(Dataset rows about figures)
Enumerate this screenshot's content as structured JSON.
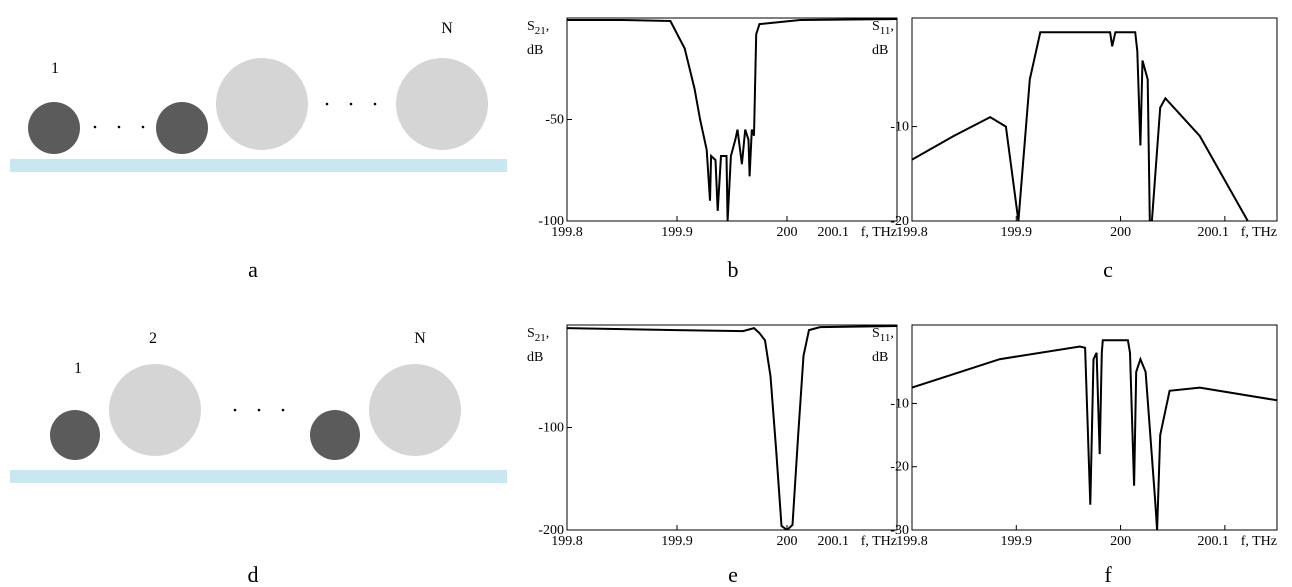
{
  "diagrams": [
    {
      "caption": "a",
      "labels": [
        "1",
        "N"
      ]
    },
    {
      "caption": "d",
      "labels": [
        "1",
        "2",
        "N"
      ]
    }
  ],
  "chart_data": [
    {
      "type": "line",
      "caption": "b",
      "y_label": {
        "symbol": "S",
        "subscript": "21",
        "suffix": ",",
        "unit": "dB"
      },
      "x_label": "f, THz",
      "xlim": [
        199.8,
        200.1
      ],
      "xticks": [
        199.8,
        199.9,
        200,
        200.1
      ],
      "ylim": [
        -100,
        0
      ],
      "yticks": [
        -50,
        -100
      ],
      "color": "#000000",
      "x": [
        199.8,
        199.85,
        199.894,
        199.907,
        199.916,
        199.921,
        199.927,
        199.93,
        199.931,
        199.935,
        199.937,
        199.94,
        199.945,
        199.946,
        199.949,
        199.953,
        199.955,
        199.959,
        199.962,
        199.965,
        199.966,
        199.968,
        199.97,
        199.972,
        199.975,
        200.012,
        200.1
      ],
      "values": [
        -1,
        -1,
        -1.5,
        -15,
        -35,
        -50,
        -65,
        -90,
        -68,
        -70,
        -95,
        -68,
        -68,
        -100,
        -68,
        -60,
        -55,
        -72,
        -55,
        -60,
        -78,
        -55,
        -58,
        -8,
        -3,
        -1,
        -0.5
      ]
    },
    {
      "type": "line",
      "caption": "c",
      "y_label": {
        "symbol": "S",
        "subscript": "11",
        "suffix": ",",
        "unit": "dB"
      },
      "x_label": "f, THz",
      "xlim": [
        199.8,
        200.15
      ],
      "xticks": [
        199.8,
        199.9,
        200,
        200.1
      ],
      "ylim": [
        -20,
        1.5
      ],
      "yticks": [
        -10,
        -20
      ],
      "color": "#000000",
      "x": [
        199.8,
        199.84,
        199.875,
        199.89,
        199.902,
        199.913,
        199.923,
        199.99,
        199.992,
        199.995,
        200.014,
        200.016,
        200.019,
        200.021,
        200.026,
        200.028,
        200.03,
        200.038,
        200.043,
        200.076,
        200.122
      ],
      "values": [
        -13.5,
        -11,
        -9,
        -10,
        -20,
        -5,
        0,
        0,
        -1.5,
        0,
        0,
        -2,
        -12,
        -3,
        -5,
        -20,
        -20,
        -8,
        -7,
        -11,
        -20
      ]
    },
    {
      "type": "line",
      "caption": "e",
      "y_label": {
        "symbol": "S",
        "subscript": "21",
        "suffix": ",",
        "unit": "dB"
      },
      "x_label": "f, THz",
      "xlim": [
        199.8,
        200.1
      ],
      "xticks": [
        199.8,
        199.9,
        200,
        200.1
      ],
      "ylim": [
        -200,
        0
      ],
      "yticks": [
        -100,
        -200
      ],
      "color": "#000000",
      "x": [
        199.8,
        199.9,
        199.96,
        199.97,
        199.975,
        199.98,
        199.985,
        199.99,
        199.995,
        200.0,
        200.005,
        200.01,
        200.015,
        200.02,
        200.03,
        200.1
      ],
      "values": [
        -3,
        -5,
        -6,
        -3,
        -8,
        -15,
        -50,
        -120,
        -196,
        -200,
        -195,
        -110,
        -30,
        -5,
        -2,
        -1
      ]
    },
    {
      "type": "line",
      "caption": "f",
      "y_label": {
        "symbol": "S",
        "subscript": "11",
        "suffix": ",",
        "unit": "dB"
      },
      "x_label": "f, THz",
      "xlim": [
        199.8,
        200.15
      ],
      "xticks": [
        199.8,
        199.9,
        200,
        200.1
      ],
      "ylim": [
        -30,
        2.4
      ],
      "yticks": [
        -10,
        -20,
        -30
      ],
      "color": "#000000",
      "x": [
        199.8,
        199.884,
        199.961,
        199.966,
        199.971,
        199.974,
        199.977,
        199.98,
        199.982,
        199.983,
        200.007,
        200.009,
        200.013,
        200.015,
        200.019,
        200.024,
        200.033,
        200.035,
        200.038,
        200.047,
        200.076,
        200.15
      ],
      "values": [
        -7.5,
        -3,
        -1,
        -1.2,
        -26,
        -3,
        -2,
        -18,
        -2,
        0,
        0,
        -2,
        -23,
        -5,
        -3,
        -5,
        -25,
        -30,
        -15,
        -8,
        -7.5,
        -9.5
      ]
    }
  ]
}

THE PROBLEM: Reproduce the entries above without change, omitting all pictures.

SOLUTION TO THE EXERCISE:
Enumerate this screenshot's content as structured JSON.
{
  "diagrams": [
    {
      "caption": "a",
      "labels": [
        "1",
        "N"
      ]
    },
    {
      "caption": "d",
      "labels": [
        "1",
        "2",
        "N"
      ]
    }
  ],
  "chart_data": [
    {
      "type": "line",
      "caption": "b",
      "y_label": {
        "symbol": "S",
        "subscript": "21",
        "suffix": ",",
        "unit": "dB"
      },
      "x_label": "f, THz",
      "xlim": [
        199.8,
        200.1
      ],
      "xticks": [
        199.8,
        199.9,
        200,
        200.1
      ],
      "ylim": [
        -100,
        0
      ],
      "yticks": [
        -50,
        -100
      ],
      "color": "#000000",
      "x": [
        199.8,
        199.85,
        199.894,
        199.907,
        199.916,
        199.921,
        199.927,
        199.93,
        199.931,
        199.935,
        199.937,
        199.94,
        199.945,
        199.946,
        199.949,
        199.953,
        199.955,
        199.959,
        199.962,
        199.965,
        199.966,
        199.968,
        199.97,
        199.972,
        199.975,
        200.012,
        200.1
      ],
      "values": [
        -1,
        -1,
        -1.5,
        -15,
        -35,
        -50,
        -65,
        -90,
        -68,
        -70,
        -95,
        -68,
        -68,
        -100,
        -68,
        -60,
        -55,
        -72,
        -55,
        -60,
        -78,
        -55,
        -58,
        -8,
        -3,
        -1,
        -0.5
      ]
    },
    {
      "type": "line",
      "caption": "c",
      "y_label": {
        "symbol": "S",
        "subscript": "11",
        "suffix": ",",
        "unit": "dB"
      },
      "x_label": "f, THz",
      "xlim": [
        199.8,
        200.15
      ],
      "xticks": [
        199.8,
        199.9,
        200,
        200.1
      ],
      "ylim": [
        -20,
        1.5
      ],
      "yticks": [
        -10,
        -20
      ],
      "color": "#000000",
      "x": [
        199.8,
        199.84,
        199.875,
        199.89,
        199.902,
        199.913,
        199.923,
        199.99,
        199.992,
        199.995,
        200.014,
        200.016,
        200.019,
        200.021,
        200.026,
        200.028,
        200.03,
        200.038,
        200.043,
        200.076,
        200.122
      ],
      "values": [
        -13.5,
        -11,
        -9,
        -10,
        -20,
        -5,
        0,
        0,
        -1.5,
        0,
        0,
        -2,
        -12,
        -3,
        -5,
        -20,
        -20,
        -8,
        -7,
        -11,
        -20
      ]
    },
    {
      "type": "line",
      "caption": "e",
      "y_label": {
        "symbol": "S",
        "subscript": "21",
        "suffix": ",",
        "unit": "dB"
      },
      "x_label": "f, THz",
      "xlim": [
        199.8,
        200.1
      ],
      "xticks": [
        199.8,
        199.9,
        200,
        200.1
      ],
      "ylim": [
        -200,
        0
      ],
      "yticks": [
        -100,
        -200
      ],
      "color": "#000000",
      "x": [
        199.8,
        199.9,
        199.96,
        199.97,
        199.975,
        199.98,
        199.985,
        199.99,
        199.995,
        200.0,
        200.005,
        200.01,
        200.015,
        200.02,
        200.03,
        200.1
      ],
      "values": [
        -3,
        -5,
        -6,
        -3,
        -8,
        -15,
        -50,
        -120,
        -196,
        -200,
        -195,
        -110,
        -30,
        -5,
        -2,
        -1
      ]
    },
    {
      "type": "line",
      "caption": "f",
      "y_label": {
        "symbol": "S",
        "subscript": "11",
        "suffix": ",",
        "unit": "dB"
      },
      "x_label": "f, THz",
      "xlim": [
        199.8,
        200.15
      ],
      "xticks": [
        199.8,
        199.9,
        200,
        200.1
      ],
      "ylim": [
        -30,
        2.4
      ],
      "yticks": [
        -10,
        -20,
        -30
      ],
      "color": "#000000",
      "x": [
        199.8,
        199.884,
        199.961,
        199.966,
        199.971,
        199.974,
        199.977,
        199.98,
        199.982,
        199.983,
        200.007,
        200.009,
        200.013,
        200.015,
        200.019,
        200.024,
        200.033,
        200.035,
        200.038,
        200.047,
        200.076,
        200.15
      ],
      "values": [
        -7.5,
        -3,
        -1,
        -1.2,
        -26,
        -3,
        -2,
        -18,
        -2,
        0,
        0,
        -2,
        -23,
        -5,
        -3,
        -5,
        -25,
        -30,
        -15,
        -8,
        -7.5,
        -9.5
      ]
    }
  ]
}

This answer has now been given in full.